## PROBLEM DETAILS
What follows is a listing. Return every line of it exactly.

## LISTED RECORDS
- - -

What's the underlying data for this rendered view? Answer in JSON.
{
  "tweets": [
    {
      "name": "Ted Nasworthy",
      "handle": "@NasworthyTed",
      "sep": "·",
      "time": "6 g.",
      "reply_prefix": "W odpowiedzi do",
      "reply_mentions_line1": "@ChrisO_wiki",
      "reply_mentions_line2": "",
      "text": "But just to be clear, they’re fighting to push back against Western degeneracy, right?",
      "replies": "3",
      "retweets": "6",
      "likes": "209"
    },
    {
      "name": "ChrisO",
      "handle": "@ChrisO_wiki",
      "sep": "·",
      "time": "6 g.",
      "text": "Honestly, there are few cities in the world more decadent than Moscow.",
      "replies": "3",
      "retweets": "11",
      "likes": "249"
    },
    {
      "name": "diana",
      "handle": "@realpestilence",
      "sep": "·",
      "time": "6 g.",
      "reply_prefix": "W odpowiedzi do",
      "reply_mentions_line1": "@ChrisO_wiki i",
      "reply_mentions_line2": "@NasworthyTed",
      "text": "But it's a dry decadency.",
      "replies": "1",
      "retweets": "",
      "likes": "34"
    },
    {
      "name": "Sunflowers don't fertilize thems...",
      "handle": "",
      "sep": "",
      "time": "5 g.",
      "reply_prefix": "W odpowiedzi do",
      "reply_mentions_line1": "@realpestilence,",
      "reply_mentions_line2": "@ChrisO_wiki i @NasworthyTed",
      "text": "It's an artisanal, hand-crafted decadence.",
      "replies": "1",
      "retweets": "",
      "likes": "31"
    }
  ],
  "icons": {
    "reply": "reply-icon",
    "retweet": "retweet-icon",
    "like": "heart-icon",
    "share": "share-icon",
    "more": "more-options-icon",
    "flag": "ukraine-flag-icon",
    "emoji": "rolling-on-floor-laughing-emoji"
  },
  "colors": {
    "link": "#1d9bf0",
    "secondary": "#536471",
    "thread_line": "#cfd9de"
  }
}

- - -

## REPLY TO THE TASK
What's the underlying data for this rendered view? Answer in JSON.
{
  "tweets": [
    {
      "name": "Ted Nasworthy",
      "handle": "@NasworthyTed",
      "sep": "·",
      "time": "6 g.",
      "reply_prefix": "W odpowiedzi do",
      "reply_mentions_line1": "@ChrisO_wiki",
      "reply_mentions_line2": "",
      "text": "But just to be clear, they’re fighting to push back against Western degeneracy, right?",
      "replies": "3",
      "retweets": "6",
      "likes": "209"
    },
    {
      "name": "ChrisO",
      "handle": "@ChrisO_wiki",
      "sep": "·",
      "time": "6 g.",
      "text": "Honestly, there are few cities in the world more decadent than Moscow.",
      "replies": "3",
      "retweets": "11",
      "likes": "249"
    },
    {
      "name": "diana",
      "handle": "@realpestilence",
      "sep": "·",
      "time": "6 g.",
      "reply_prefix": "W odpowiedzi do",
      "reply_mentions_line1": "@ChrisO_wiki i",
      "reply_mentions_line2": "@NasworthyTed",
      "text": "But it's a dry decadency.",
      "replies": "1",
      "retweets": "",
      "likes": "34"
    },
    {
      "name": "Sunflowers don't fertilize thems...",
      "handle": "",
      "sep": "",
      "time": "5 g.",
      "reply_prefix": "W odpowiedzi do",
      "reply_mentions_line1": "@realpestilence,",
      "reply_mentions_line2": "@ChrisO_wiki i @NasworthyTed",
      "text": "It's an artisanal, hand-crafted decadence.",
      "replies": "1",
      "retweets": "",
      "likes": "31"
    }
  ],
  "icons": {
    "reply": "reply-icon",
    "retweet": "retweet-icon",
    "like": "heart-icon",
    "share": "share-icon",
    "more": "more-options-icon",
    "flag": "ukraine-flag-icon",
    "emoji": "rolling-on-floor-laughing-emoji"
  },
  "colors": {
    "link": "#1d9bf0",
    "secondary": "#536471",
    "thread_line": "#cfd9de"
  }
}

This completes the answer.